◆ **The request**: Determine how many lines below hold the string "единогласно". Reply with the number alone.

◆ **Records provided**:
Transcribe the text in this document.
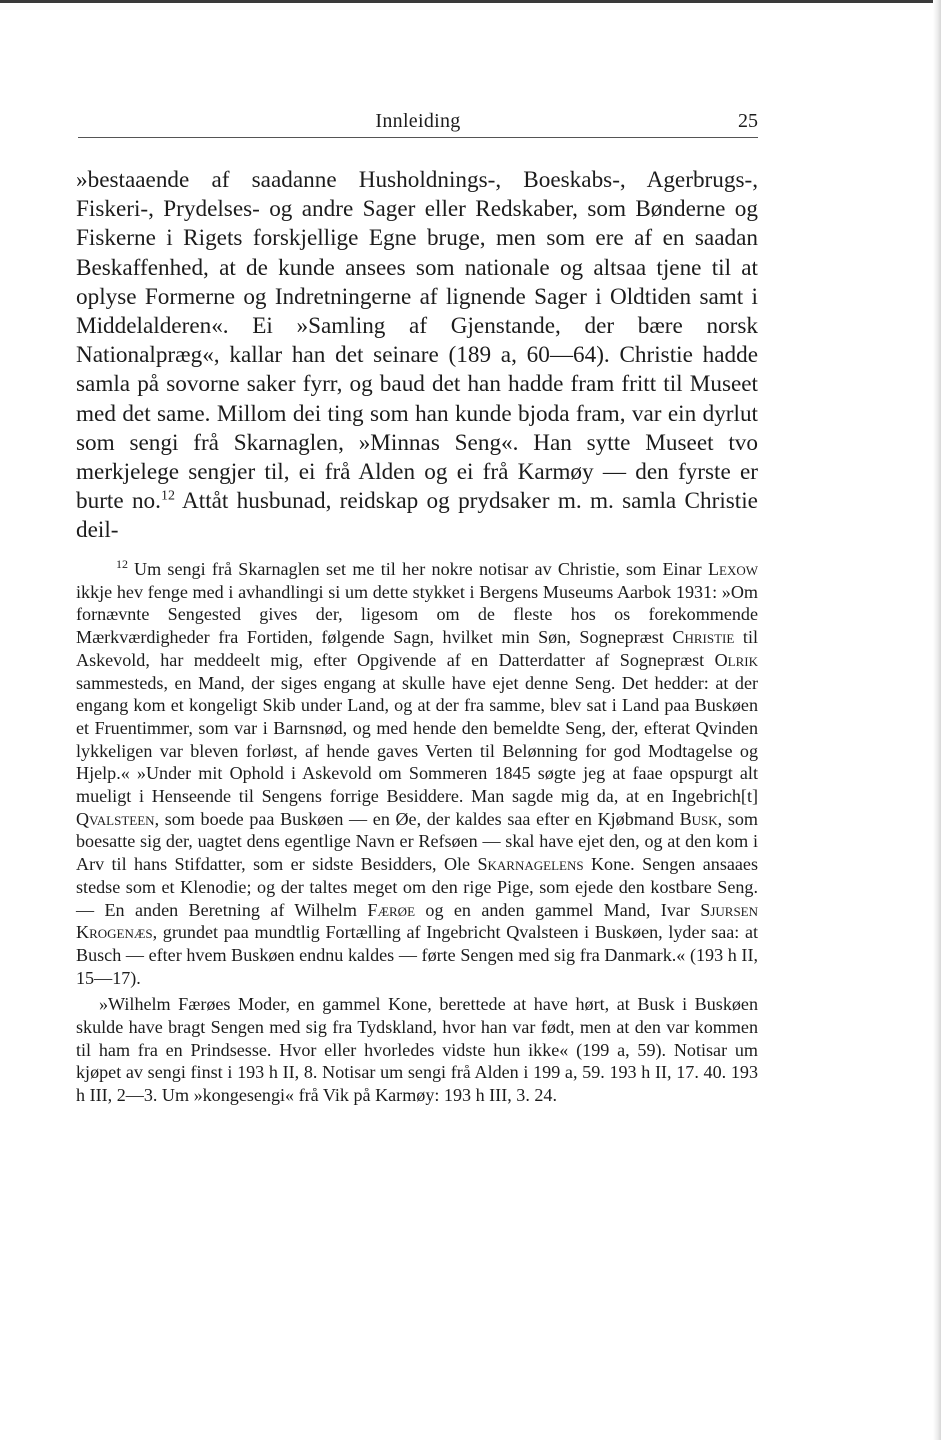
Innleiding	25

»bestaaende af saadanne Husholdnings-, Boeskabs-, Agerbrugs-, Fiskeri-, Prydelses- og andre Sager eller Redskaber, som Bønderne og Fiskerne i Rigets forskjellige Egne bruge, men som ere af en saadan Beskaffenhed, at de kunde ansees som nationale og altsaa tjene til at oplyse Formerne og Indretningerne af lignende Sager i Oldtiden samt i Middelalderen«. Ei »Samling af Gjenstande, der bære norsk Nationalpræg«, kallar han det seinare (189 a, 60—64). Christie hadde samla på sovorne saker fyrr, og baud det han hadde fram fritt til Museet med det same. Millom dei ting som han kunde bjoda fram, var ein dyrlut som sengi frå Skarnaglen, »Minnas Seng«. Han sytte Museet tvo merkjelege sengjer til, ei frå Alden og ei frå Karmøy — den fyrste er burte no.$^{12}$ Attåt husbunad, reidskap og prydsaker m. m. samla Christie deil-

$^{12}$ Um sengi frå Skarnaglen set me til her nokre notisar av Christie, som Einar Lexow ikkje hev fenge med i avhandlingi si um dette stykket i Bergens Museums Aarbok 1931: »Om fornævnte Sengested gives der, ligesom om de fleste hos os forekommende Mærkværdigheder fra Fortiden, følgende Sagn, hvilket min Søn, Sognepræst Christie til Askevold, har meddeelt mig, efter Opgivende af en Datterdatter af Sognepræst Olrik sammesteds, en Mand, der siges engang at skulle have ejet denne Seng. Det hedder: at der engang kom et kongeligt Skib under Land, og at der fra samme, blev sat i Land paa Buskøen et Fruentimmer, som var i Barnsnød, og med hende den bemeldte Seng, der, efterat Qvinden lykkeligen var bleven forløst, af hende gaves Verten til Belønning for god Modtagelse og Hjelp.« »Under mit Ophold i Askevold om Sommeren 1845 søgte jeg at faae opspurgt alt mueligt i Henseende til Sengens forrige Besiddere. Man sagde mig da, at en Ingebrich[t] Qvalsteen, som boede paa Buskøen — en Øe, der kaldes saa efter en Kjøbmand Busk, som boesatte sig der, uagtet dens egentlige Navn er Refsøen — skal have ejet den, og at den kom i Arv til hans Stifdatter, som er sidste Besidders, Ole Skarnagelens Kone. Sengen ansaaes stedse som et Klenodie; og der taltes meget om den rige Pige, som ejede den kostbare Seng. — En anden Beretning af Wilhelm Færøe og en anden gammel Mand, Ivar Sjursen Krogenæs, grundet paa mundtlig Fortælling af Ingebricht Qvalsteen i Buskøen, lyder saa: at Busch — efter hvem Buskøen endnu kaldes — førte Sengen med sig fra Danmark.« (193 h II, 15—17).

»Wilhelm Færøes Moder, en gammel Kone, berettede at have hørt, at Busk i Buskøen skulde have bragt Sengen med sig fra Tydskland, hvor han var født, men at den var kommen til ham fra en Prindsesse. Hvor eller hvorledes vidste hun ikke« (199 a, 59). Notisar um kjøpet av sengi finst i 193 h II, 8. Notisar um sengi frå Alden i 199 a, 59. 193 h II, 17. 40. 193 h III, 2—3. Um »kongesengi« frå Vik på Karmøy: 193 h III, 3. 24.
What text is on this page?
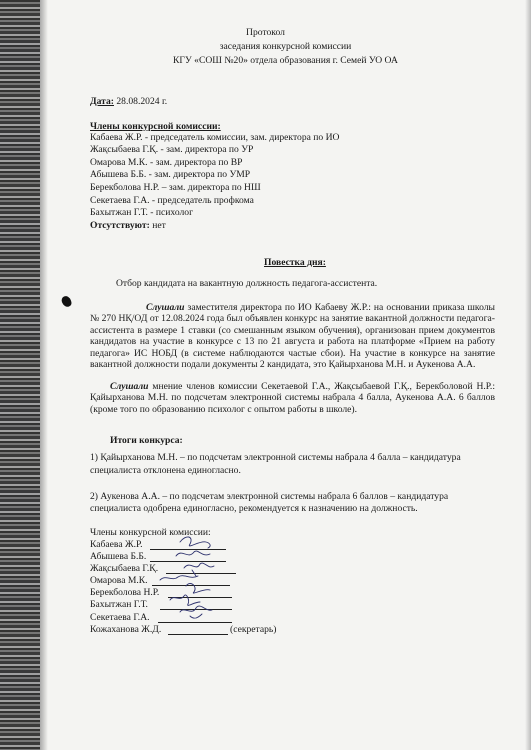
Протокол
заседания конкурсной комиссии
КГУ «СОШ №20» отдела образования г. Семей УО ОА
Дата: 28.08.2024 г.
Члены конкурсной комиссии:
Кабаева Ж.Р. - председатель комиссии, зам. директора по ИО
Жақсыбаева Г.Қ. - зам. директора по УР
Омарова М.К. - зам. директора по ВР
Абышева Б.Б. - зам. директора по УМР
Берекболова Н.Р. – зам. директора по НШ
Секетаева Г.А. - председатель профкома
Бахытжан Г.Т. - психолог
Отсутствуют: нет
Повестка дня:
Отбор кандидата на вакантную должность педагога-ассистента.
Слушали заместителя директора по ИО Кабаеву Ж.Р.: на основании приказа школы № 270 НҚ/ОД от 12.08.2024 года был объявлен конкурс на занятие вакантной должности педагога-ассистента в размере 1 ставки (со смешанным языком обучения), организован прием документов кандидатов на участие в конкурсе с 13 по 21 августа и работа на платформе «Прием на работу педагога» ИС НОБД (в системе наблюдаются частые сбои). На участие в конкурсе на занятие вакантной должности подали документы 2 кандидата, это Қайырханова М.Н. и Аукенова А.А.
Слушали мнение членов комиссии Секетаевой Г.А., Жақсыбаевой Г.Қ., Берекболовой Н.Р.: Қайырханова М.Н. по подсчетам электронной системы набрала 4 балла, Аукенова А.А. 6 баллов (кроме того по образованию психолог с опытом работы в школе).
Итоги конкурса:
1) Қайырханова М.Н. – по подсчетам электронной системы набрала 4 балла – кандидатура
специалиста отклонена единогласно.
2) Аукенова А.А. – по подсчетам электронной системы набрала 6 баллов – кандидатура
специалиста одобрена единогласно, рекомендуется к назначению на должность.
Члены конкурсной комиссии:
Кабаева Ж.Р.
Абышева Б.Б.
Жақсыбаева Г.Қ.
Омарова М.К.
Берекболова Н.Р.
Бахытжан Г.Т.
Секетаева Г.А.
Кожаханова Ж.Д.	(секретарь)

◆ **Reply**: 2